Stated goal: Repeat every record below exactly, but leave out any pictures.

## Start Extracted entries

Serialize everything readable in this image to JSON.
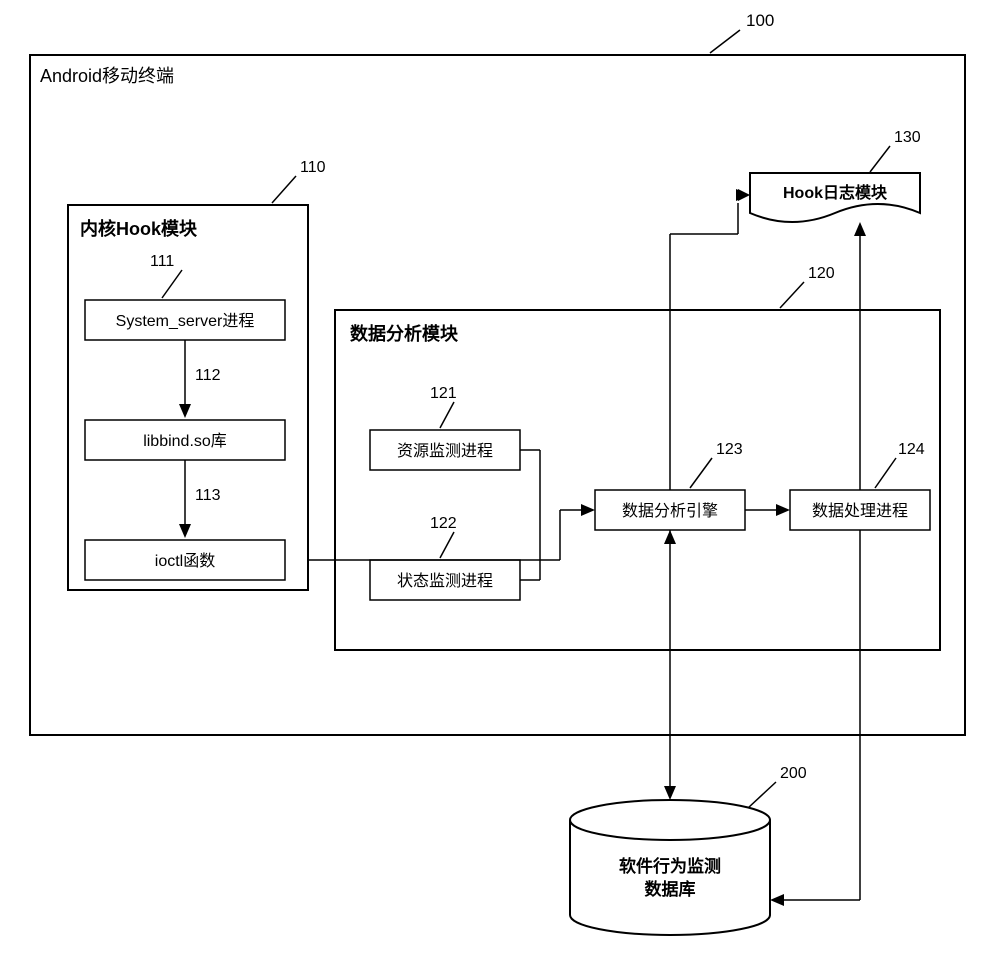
{
  "labels": {
    "outer_title": "Android移动终端",
    "outer_num": "100",
    "kernel_title": "内核Hook模块",
    "kernel_num": "110",
    "b111_text": "System_server进程",
    "b111_num": "111",
    "b112_text": "libbind.so库",
    "b112_num": "112",
    "b113_text": "ioctl函数",
    "b113_num": "113",
    "data_title": "数据分析模块",
    "data_num": "120",
    "b121_text": "资源监测进程",
    "b121_num": "121",
    "b122_text": "状态监测进程",
    "b122_num": "122",
    "b123_text": "数据分析引擎",
    "b123_num": "123",
    "b124_text": "数据处理进程",
    "b124_num": "124",
    "log_text": "Hook日志模块",
    "log_num": "130",
    "db_text_l1": "软件行为监测",
    "db_text_l2": "数据库",
    "db_num": "200"
  }
}
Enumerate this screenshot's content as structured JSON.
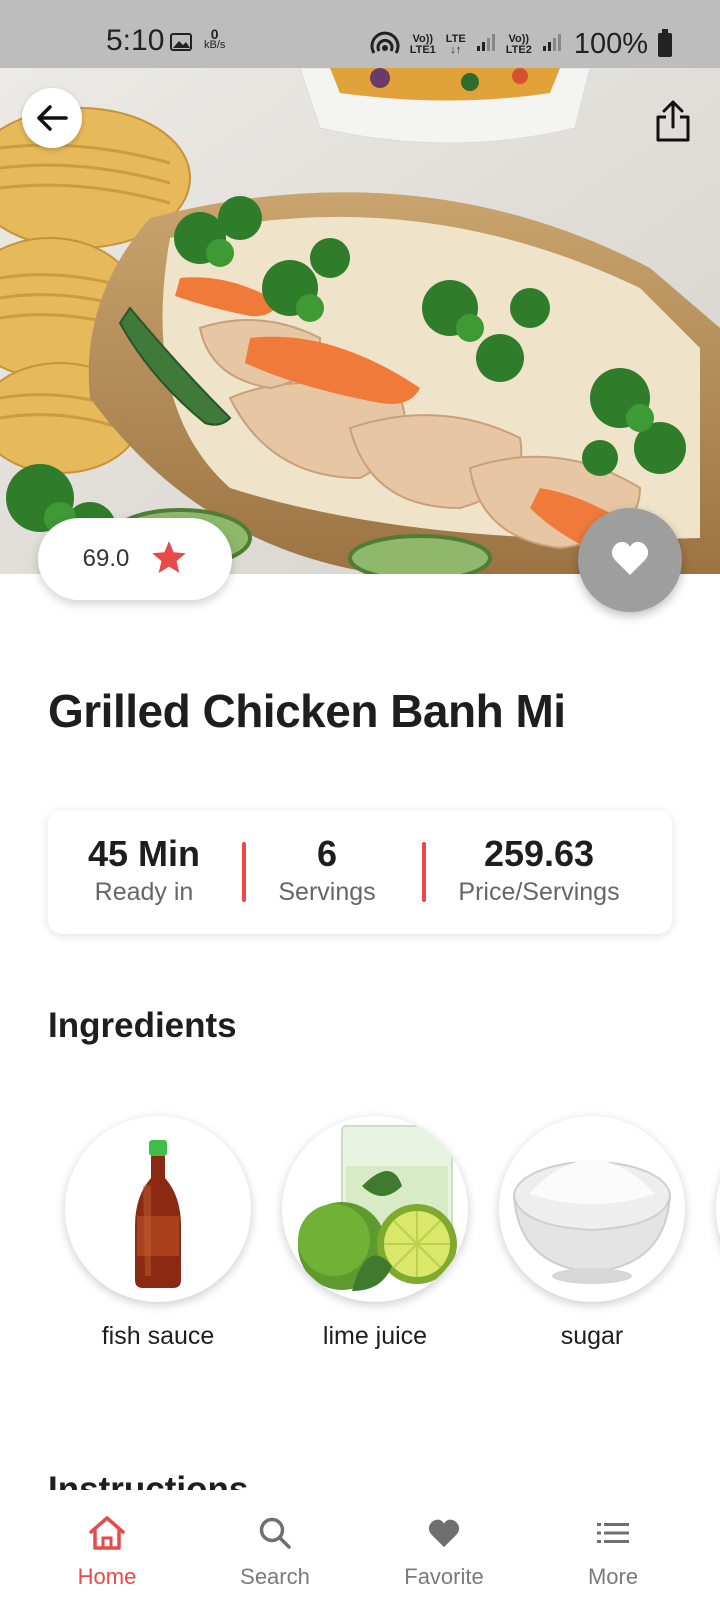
{
  "status_bar": {
    "time": "5:10",
    "data_speed_value": "0",
    "data_speed_unit": "kB/s",
    "sim1_top": "Vo))",
    "sim1_bottom": "LTE1",
    "lte_top": "LTE",
    "lte_bottom": "↓↑",
    "sim2_top": "Vo))",
    "sim2_bottom": "LTE2",
    "battery": "100%",
    "icons": [
      "gallery-icon",
      "hotspot-icon",
      "signal-icon",
      "battery-icon"
    ]
  },
  "hero": {
    "icons": {
      "back": "arrow-left-icon",
      "share": "share-icon"
    }
  },
  "rating": {
    "value": "69.0",
    "icon": "star-icon"
  },
  "favorite": {
    "icon": "heart-icon"
  },
  "recipe": {
    "title": "Grilled Chicken Banh Mi"
  },
  "stats": [
    {
      "value": "45 Min",
      "label": "Ready in"
    },
    {
      "value": "6",
      "label": "Servings"
    },
    {
      "value": "259.63",
      "label": "Price/Servings"
    }
  ],
  "sections": {
    "ingredients": "Ingredients",
    "instructions": "Instructions"
  },
  "ingredients": [
    {
      "name": "fish sauce"
    },
    {
      "name": "lime juice"
    },
    {
      "name": "sugar"
    }
  ],
  "bottom_nav": [
    {
      "label": "Home",
      "icon": "home-icon",
      "active": true
    },
    {
      "label": "Search",
      "icon": "search-icon",
      "active": false
    },
    {
      "label": "Favorite",
      "icon": "heart-icon",
      "active": false
    },
    {
      "label": "More",
      "icon": "list-icon",
      "active": false
    }
  ],
  "colors": {
    "accent": "#e84a4a",
    "fab": "#9e9e9e",
    "status_bar": "#bdbdbd"
  }
}
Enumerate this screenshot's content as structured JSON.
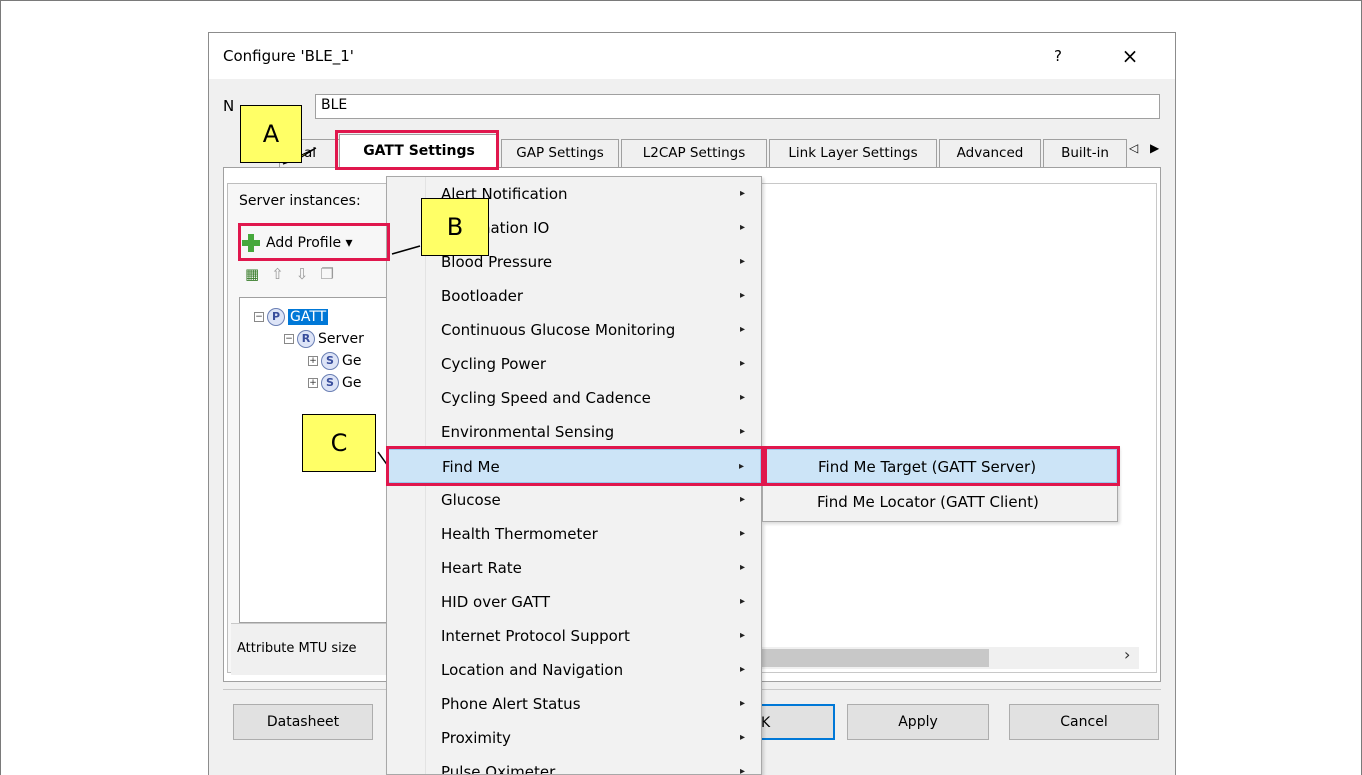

## End Extracted entries

Completed exercise:
Serialize everything readable in this image to JSON.
{
  "labels": {
    "outer_title": "Android移动终端",
    "outer_num": "100",
    "kernel_title": "内核Hook模块",
    "kernel_num": "110",
    "b111_text": "System_server进程",
    "b111_num": "111",
    "b112_text": "libbind.so库",
    "b112_num": "112",
    "b113_text": "ioctl函数",
    "b113_num": "113",
    "data_title": "数据分析模块",
    "data_num": "120",
    "b121_text": "资源监测进程",
    "b121_num": "121",
    "b122_text": "状态监测进程",
    "b122_num": "122",
    "b123_text": "数据分析引擎",
    "b123_num": "123",
    "b124_text": "数据处理进程",
    "b124_num": "124",
    "log_text": "Hook日志模块",
    "log_num": "130",
    "db_text_l1": "软件行为监测",
    "db_text_l2": "数据库",
    "db_num": "200"
  }
}
Enumerate this screenshot's content as structured JSON.
{
  "status_bar": {
    "time": "5:10",
    "data_speed_value": "0",
    "data_speed_unit": "kB/s",
    "sim1_top": "Vo))",
    "sim1_bottom": "LTE1",
    "lte_top": "LTE",
    "lte_bottom": "↓↑",
    "sim2_top": "Vo))",
    "sim2_bottom": "LTE2",
    "battery": "100%",
    "icons": [
      "gallery-icon",
      "hotspot-icon",
      "signal-icon",
      "battery-icon"
    ]
  },
  "hero": {
    "icons": {
      "back": "arrow-left-icon",
      "share": "share-icon"
    }
  },
  "rating": {
    "value": "69.0",
    "icon": "star-icon"
  },
  "favorite": {
    "icon": "heart-icon"
  },
  "recipe": {
    "title": "Grilled Chicken Banh Mi"
  },
  "stats": [
    {
      "value": "45 Min",
      "label": "Ready in"
    },
    {
      "value": "6",
      "label": "Servings"
    },
    {
      "value": "259.63",
      "label": "Price/Servings"
    }
  ],
  "sections": {
    "ingredients": "Ingredients",
    "instructions": "Instructions"
  },
  "ingredients": [
    {
      "name": "fish sauce"
    },
    {
      "name": "lime juice"
    },
    {
      "name": "sugar"
    }
  ],
  "bottom_nav": [
    {
      "label": "Home",
      "icon": "home-icon",
      "active": true
    },
    {
      "label": "Search",
      "icon": "search-icon",
      "active": false
    },
    {
      "label": "Favorite",
      "icon": "heart-icon",
      "active": false
    },
    {
      "label": "More",
      "icon": "list-icon",
      "active": false
    }
  ],
  "colors": {
    "accent": "#e84a4a",
    "fab": "#9e9e9e",
    "status_bar": "#bdbdbd"
  }
}
Enumerate this screenshot's content as structured JSON.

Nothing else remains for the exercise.